Are you able to quote each entry exactly as written?

==============================

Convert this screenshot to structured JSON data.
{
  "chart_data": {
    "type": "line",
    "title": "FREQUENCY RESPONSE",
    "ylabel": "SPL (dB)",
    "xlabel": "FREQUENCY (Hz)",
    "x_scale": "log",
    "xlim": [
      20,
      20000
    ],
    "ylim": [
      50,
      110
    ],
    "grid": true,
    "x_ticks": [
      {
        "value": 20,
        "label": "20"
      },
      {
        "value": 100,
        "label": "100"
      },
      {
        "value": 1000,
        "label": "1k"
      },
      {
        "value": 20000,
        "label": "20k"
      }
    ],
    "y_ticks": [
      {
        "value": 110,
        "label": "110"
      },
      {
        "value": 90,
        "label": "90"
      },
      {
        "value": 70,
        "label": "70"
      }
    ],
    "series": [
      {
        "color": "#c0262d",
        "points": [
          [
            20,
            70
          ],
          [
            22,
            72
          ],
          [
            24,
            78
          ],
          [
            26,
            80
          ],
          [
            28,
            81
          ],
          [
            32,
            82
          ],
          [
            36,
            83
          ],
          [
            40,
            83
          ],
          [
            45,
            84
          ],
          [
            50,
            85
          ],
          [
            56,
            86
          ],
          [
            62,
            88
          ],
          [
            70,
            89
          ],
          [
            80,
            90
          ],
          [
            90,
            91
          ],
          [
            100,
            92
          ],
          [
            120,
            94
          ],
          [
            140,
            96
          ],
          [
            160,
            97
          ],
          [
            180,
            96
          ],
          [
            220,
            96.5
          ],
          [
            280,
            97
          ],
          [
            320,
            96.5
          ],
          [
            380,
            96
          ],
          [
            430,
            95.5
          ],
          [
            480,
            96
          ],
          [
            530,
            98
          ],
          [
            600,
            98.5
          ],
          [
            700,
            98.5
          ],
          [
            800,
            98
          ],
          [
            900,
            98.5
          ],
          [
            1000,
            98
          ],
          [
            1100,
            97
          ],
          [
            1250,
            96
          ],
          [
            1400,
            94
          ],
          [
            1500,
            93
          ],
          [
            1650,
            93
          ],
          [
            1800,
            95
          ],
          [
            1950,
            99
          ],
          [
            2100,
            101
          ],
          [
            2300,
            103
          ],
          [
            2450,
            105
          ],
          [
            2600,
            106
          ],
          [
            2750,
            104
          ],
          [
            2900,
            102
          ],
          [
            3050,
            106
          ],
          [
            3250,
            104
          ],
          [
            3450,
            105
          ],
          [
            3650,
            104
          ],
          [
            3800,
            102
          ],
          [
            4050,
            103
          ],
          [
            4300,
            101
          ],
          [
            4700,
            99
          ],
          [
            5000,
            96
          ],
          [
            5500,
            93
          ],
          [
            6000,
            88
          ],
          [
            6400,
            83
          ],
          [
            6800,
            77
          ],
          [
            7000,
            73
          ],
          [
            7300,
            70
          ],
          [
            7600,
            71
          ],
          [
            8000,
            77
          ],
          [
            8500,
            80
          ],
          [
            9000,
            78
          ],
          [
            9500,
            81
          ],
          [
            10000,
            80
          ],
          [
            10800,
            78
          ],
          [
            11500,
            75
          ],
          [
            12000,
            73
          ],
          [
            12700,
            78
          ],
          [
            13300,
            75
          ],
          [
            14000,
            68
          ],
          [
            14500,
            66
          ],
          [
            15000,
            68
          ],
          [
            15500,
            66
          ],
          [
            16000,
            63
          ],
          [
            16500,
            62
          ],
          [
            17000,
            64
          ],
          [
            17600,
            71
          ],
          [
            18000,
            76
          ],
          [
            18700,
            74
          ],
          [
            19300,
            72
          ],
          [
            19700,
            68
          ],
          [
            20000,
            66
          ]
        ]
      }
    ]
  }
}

==============================

◆ Result below:
Convert this screenshot to structured JSON data.
{
  "chart_data": {
    "type": "line",
    "title": "FREQUENCY RESPONSE",
    "ylabel": "SPL (dB)",
    "xlabel": "FREQUENCY (Hz)",
    "x_scale": "log",
    "xlim": [
      20,
      20000
    ],
    "ylim": [
      50,
      110
    ],
    "grid": true,
    "x_ticks": [
      {
        "value": 20,
        "label": "20"
      },
      {
        "value": 100,
        "label": "100"
      },
      {
        "value": 1000,
        "label": "1k"
      },
      {
        "value": 20000,
        "label": "20k"
      }
    ],
    "y_ticks": [
      {
        "value": 110,
        "label": "110"
      },
      {
        "value": 90,
        "label": "90"
      },
      {
        "value": 70,
        "label": "70"
      }
    ],
    "series": [
      {
        "color": "#c0262d",
        "points": [
          [
            20,
            70
          ],
          [
            22,
            72
          ],
          [
            24,
            78
          ],
          [
            26,
            80
          ],
          [
            28,
            81
          ],
          [
            32,
            82
          ],
          [
            36,
            83
          ],
          [
            40,
            83
          ],
          [
            45,
            84
          ],
          [
            50,
            85
          ],
          [
            56,
            86
          ],
          [
            62,
            88
          ],
          [
            70,
            89
          ],
          [
            80,
            90
          ],
          [
            90,
            91
          ],
          [
            100,
            92
          ],
          [
            120,
            94
          ],
          [
            140,
            96
          ],
          [
            160,
            97
          ],
          [
            180,
            96
          ],
          [
            220,
            96.5
          ],
          [
            280,
            97
          ],
          [
            320,
            96.5
          ],
          [
            380,
            96
          ],
          [
            430,
            95.5
          ],
          [
            480,
            96
          ],
          [
            530,
            98
          ],
          [
            600,
            98.5
          ],
          [
            700,
            98.5
          ],
          [
            800,
            98
          ],
          [
            900,
            98.5
          ],
          [
            1000,
            98
          ],
          [
            1100,
            97
          ],
          [
            1250,
            96
          ],
          [
            1400,
            94
          ],
          [
            1500,
            93
          ],
          [
            1650,
            93
          ],
          [
            1800,
            95
          ],
          [
            1950,
            99
          ],
          [
            2100,
            101
          ],
          [
            2300,
            103
          ],
          [
            2450,
            105
          ],
          [
            2600,
            106
          ],
          [
            2750,
            104
          ],
          [
            2900,
            102
          ],
          [
            3050,
            106
          ],
          [
            3250,
            104
          ],
          [
            3450,
            105
          ],
          [
            3650,
            104
          ],
          [
            3800,
            102
          ],
          [
            4050,
            103
          ],
          [
            4300,
            101
          ],
          [
            4700,
            99
          ],
          [
            5000,
            96
          ],
          [
            5500,
            93
          ],
          [
            6000,
            88
          ],
          [
            6400,
            83
          ],
          [
            6800,
            77
          ],
          [
            7000,
            73
          ],
          [
            7300,
            70
          ],
          [
            7600,
            71
          ],
          [
            8000,
            77
          ],
          [
            8500,
            80
          ],
          [
            9000,
            78
          ],
          [
            9500,
            81
          ],
          [
            10000,
            80
          ],
          [
            10800,
            78
          ],
          [
            11500,
            75
          ],
          [
            12000,
            73
          ],
          [
            12700,
            78
          ],
          [
            13300,
            75
          ],
          [
            14000,
            68
          ],
          [
            14500,
            66
          ],
          [
            15000,
            68
          ],
          [
            15500,
            66
          ],
          [
            16000,
            63
          ],
          [
            16500,
            62
          ],
          [
            17000,
            64
          ],
          [
            17600,
            71
          ],
          [
            18000,
            76
          ],
          [
            18700,
            74
          ],
          [
            19300,
            72
          ],
          [
            19700,
            68
          ],
          [
            20000,
            66
          ]
        ]
      }
    ]
  }
}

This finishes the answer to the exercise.